◆ **Stored data**:
········
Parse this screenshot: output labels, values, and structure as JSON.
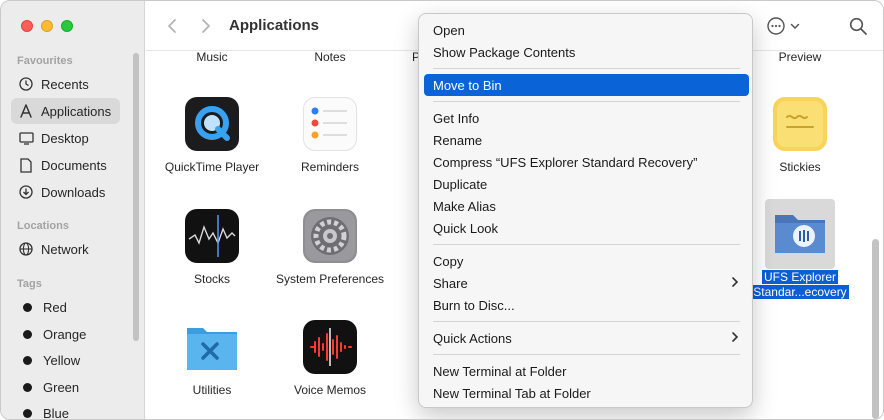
{
  "window": {
    "title": "Applications"
  },
  "sidebar": {
    "favourites_header": "Favourites",
    "favourites": [
      {
        "label": "Recents",
        "icon": "clock-icon"
      },
      {
        "label": "Applications",
        "icon": "applications-icon",
        "active": true
      },
      {
        "label": "Desktop",
        "icon": "desktop-icon"
      },
      {
        "label": "Documents",
        "icon": "document-icon"
      },
      {
        "label": "Downloads",
        "icon": "download-icon"
      }
    ],
    "locations_header": "Locations",
    "locations": [
      {
        "label": "Network",
        "icon": "globe-icon"
      }
    ],
    "tags_header": "Tags",
    "tags": [
      {
        "label": "Red"
      },
      {
        "label": "Orange"
      },
      {
        "label": "Yellow"
      },
      {
        "label": "Green"
      },
      {
        "label": "Blue"
      }
    ]
  },
  "content": {
    "top_labels": {
      "music": "Music",
      "notes": "Notes",
      "partial": "P",
      "preview": "Preview"
    },
    "apps": {
      "quicktime": {
        "label": "QuickTime Player"
      },
      "reminders": {
        "label": "Reminders"
      },
      "stickies": {
        "label": "Stickies"
      },
      "stocks": {
        "label": "Stocks"
      },
      "system_prefs": {
        "label": "System Preferences"
      },
      "ufs": {
        "label_line1": "UFS Explorer",
        "label_line2": "Standar...ecovery"
      },
      "utilities": {
        "label": "Utilities"
      },
      "voice_memos": {
        "label": "Voice Memos"
      }
    }
  },
  "context_menu": {
    "items": [
      {
        "id": "open",
        "label": "Open"
      },
      {
        "id": "show_package",
        "label": "Show Package Contents"
      },
      {
        "id": "move_to_bin",
        "label": "Move to Bin",
        "highlighted": true
      },
      {
        "id": "get_info",
        "label": "Get Info"
      },
      {
        "id": "rename",
        "label": "Rename"
      },
      {
        "id": "compress",
        "label": "Compress “UFS Explorer Standard Recovery”"
      },
      {
        "id": "duplicate",
        "label": "Duplicate"
      },
      {
        "id": "make_alias",
        "label": "Make Alias"
      },
      {
        "id": "quick_look",
        "label": "Quick Look"
      },
      {
        "id": "copy",
        "label": "Copy"
      },
      {
        "id": "share",
        "label": "Share",
        "submenu": true
      },
      {
        "id": "burn",
        "label": "Burn to Disc..."
      },
      {
        "id": "quick_actions",
        "label": "Quick Actions",
        "submenu": true
      },
      {
        "id": "new_terminal",
        "label": "New Terminal at Folder"
      },
      {
        "id": "new_terminal_tab",
        "label": "New Terminal Tab at Folder"
      }
    ]
  },
  "colors": {
    "highlight": "#0a64d8",
    "selection": "#0a5fd6"
  }
}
········
◆ **Work instructions**:
Look above for lines with the word "true" and copy them all.

◆ **Task result**:
        "active": true
        "highlighted": true
        "submenu": true
        "submenu": true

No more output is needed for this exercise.